_BRIEF 1_. Reproduce the part of the pandas forum thread starting at "I was about" and ending at "in the DataFrame.".
_BRIEF 2_. In the pandas forum thread, which column gets a different dtype when the query selects rows with rownum < 100?

-------- EXTRACT PROVIDED

问题
I am quite troubled by the behaviour of Pandas DataFrame about Dtype detection.
I use 'read_sql_query' to retrieve data from a database to build a DataFrame, and then dump it into a csv file.
I don't need any transformation. Just dump it into a csv file and change date fields in the form : '%d/%m/%Y'
However :
self.dataframe.to_csv(self.fic,
index=False,
header=False,
sep='|',
mode='a',
encoding='utf-8',
line_terminator='\n',
date_format='%d/%m/%Y
)
Would miss to transforme/format some date fields...
I tried to do it another way :
l = list(self.dataframe.select_dtypes(include=['datetime64']).columns)
for i in l:
self.dataframe[i] = self.dataframe[i].dt.strftime('%d/%m/%Y')
I was about to be satisfied, but some more tests showed a weird behaviour :
if my sql request only selects two nuplets :
requete = 'select * from DOMMAGE_INTERET where doi_id in (176433, 181564)'
Everything works, whatever formating in the csv or in the DataFrame.
It detects date fields properly :
df.dtypes
doi_id int64
aff_id int64
pdo_id int64
doi_date_decision datetime64[ns]
doi_date_mod datetime64[ns]
doi_montant float64
doi_reste_a_payer object
doi_appliquer_taux int64
doi_date_update datetime64[ns]
afg_id int64
dtype: object
But when using a different selection :
requete = 'select * from DOMMAGE_INTERET where rownum < 100'
It miss again. And actually, fields types are detected differently :
doi_id int64
aff_id int64
pdo_id int64
doi_date_decision object
doi_date_mod datetime64[ns]
doi_montant float64
doi_reste_a_payer object
doi_appliquer_taux int64
doi_date_update datetime64[ns]
afg_id int64
dtype: object
As you can see : 'doi_date_decision' type does change depending of the request selection but, of course, this is the same set of data !!!
Isn't it weird?
Do you have a explanation for this behaviour?
回答1:
Your to-csv operation does not convert all specified date fields because as you mention, not all datetime columns are read in as datetime format but show as string (object dtype) in current dataframe. This is the unfortunate side effect of reading from external sources as the imported system --this includes Python, SAS, Stata, R, Excel, etc.-- attempts to define columns usually by first few rows unless otherwise explicitly defined.
Fortunately, pandas's read_sql_query() maintains a parameter for parse_dates. So consider defining the dates during the read in operation as this argument takes a list or dictionary:
df = read_sql_query('select * from DOMMAGE_INTERET where rownum < 100', engine,
parse_dates = ['doi_date_decision', 'doi_date_mod', 'doi_date_update'])
Alternatively, convert with pd.to_datetime() just after reading in and before to_csv:
df['doi_date_decision'] = pd.to_datetime(df['doi_date_decision'])

----------------
-------- PROVIDED DATA

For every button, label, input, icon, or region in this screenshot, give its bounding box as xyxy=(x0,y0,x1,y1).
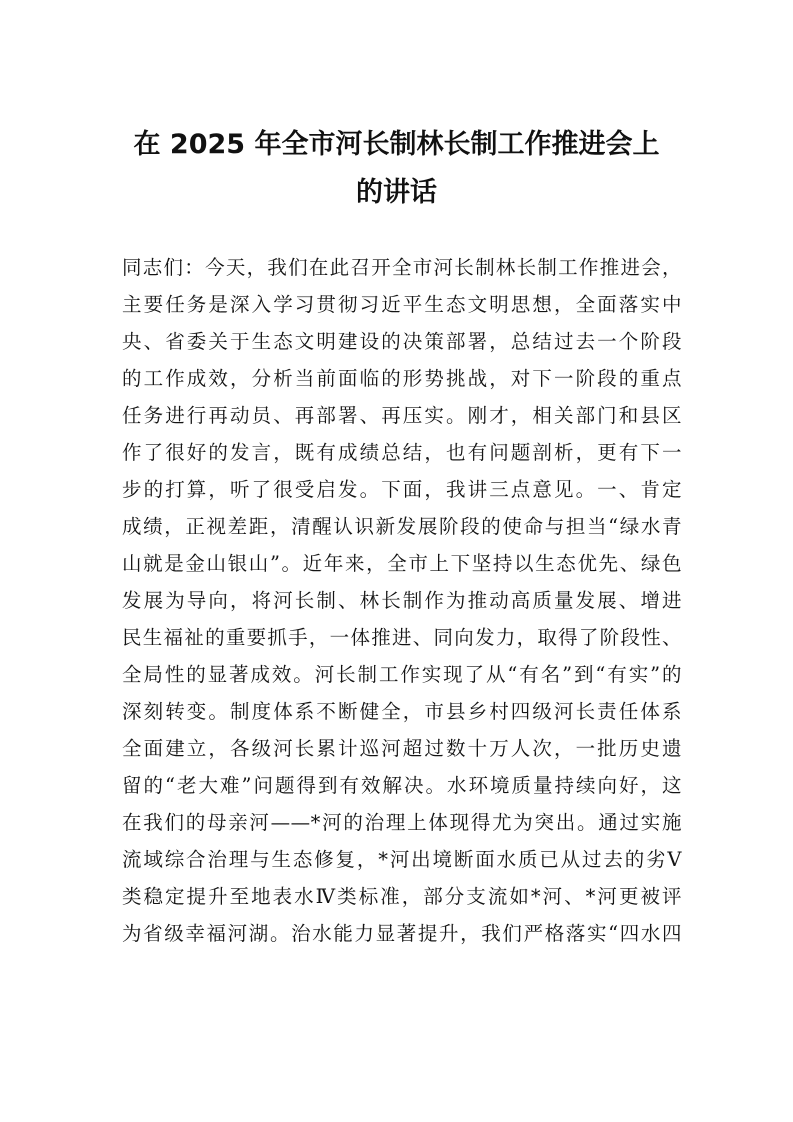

----------------

_WORKED SOLUTION 1_.
I was about to be satisfied, but some more tests showed a weird behaviour :
if my sql request only selects two nuplets :
requete = 'select * from DOMMAGE_INTERET where doi_id in (176433, 181564)'
Everything works, whatever formating in the csv or in the DataFrame.

_WORKED SOLUTION 2_. doi_date_decision, which is detected as object instead of datetime64[ns].